→ **EXERCISE TASK**
Could you extract every entry below and reproduce it exactly?

→ **GIVEN RECORDS**
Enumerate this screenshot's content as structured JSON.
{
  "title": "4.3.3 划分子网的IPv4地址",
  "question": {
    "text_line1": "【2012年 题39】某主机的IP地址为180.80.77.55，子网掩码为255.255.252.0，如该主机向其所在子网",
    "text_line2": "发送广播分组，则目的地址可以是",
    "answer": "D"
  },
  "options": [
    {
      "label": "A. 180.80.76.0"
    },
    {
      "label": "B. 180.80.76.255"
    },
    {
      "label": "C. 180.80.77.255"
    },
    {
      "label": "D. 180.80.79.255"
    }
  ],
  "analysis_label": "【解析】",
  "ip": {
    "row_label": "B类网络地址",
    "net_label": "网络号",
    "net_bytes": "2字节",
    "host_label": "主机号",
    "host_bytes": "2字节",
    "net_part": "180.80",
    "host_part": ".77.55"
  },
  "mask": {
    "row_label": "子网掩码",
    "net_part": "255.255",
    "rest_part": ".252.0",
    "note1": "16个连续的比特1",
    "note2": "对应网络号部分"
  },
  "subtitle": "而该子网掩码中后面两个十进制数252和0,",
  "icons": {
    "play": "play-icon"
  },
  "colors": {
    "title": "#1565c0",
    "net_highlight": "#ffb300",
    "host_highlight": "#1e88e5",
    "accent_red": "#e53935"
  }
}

→ **SOLUTION TO THE EXERCISE**
Enumerate this screenshot's content as structured JSON.
{
  "title": "4.3.3 划分子网的IPv4地址",
  "question": {
    "text_line1": "【2012年 题39】某主机的IP地址为180.80.77.55，子网掩码为255.255.252.0，如该主机向其所在子网",
    "text_line2": "发送广播分组，则目的地址可以是",
    "answer": "D"
  },
  "options": [
    {
      "label": "A. 180.80.76.0"
    },
    {
      "label": "B. 180.80.76.255"
    },
    {
      "label": "C. 180.80.77.255"
    },
    {
      "label": "D. 180.80.79.255"
    }
  ],
  "analysis_label": "【解析】",
  "ip": {
    "row_label": "B类网络地址",
    "net_label": "网络号",
    "net_bytes": "2字节",
    "host_label": "主机号",
    "host_bytes": "2字节",
    "net_part": "180.80",
    "host_part": ".77.55"
  },
  "mask": {
    "row_label": "子网掩码",
    "net_part": "255.255",
    "rest_part": ".252.0",
    "note1": "16个连续的比特1",
    "note2": "对应网络号部分"
  },
  "subtitle": "而该子网掩码中后面两个十进制数252和0,",
  "icons": {
    "play": "play-icon"
  },
  "colors": {
    "title": "#1565c0",
    "net_highlight": "#ffb300",
    "host_highlight": "#1e88e5",
    "accent_red": "#e53935"
  }
}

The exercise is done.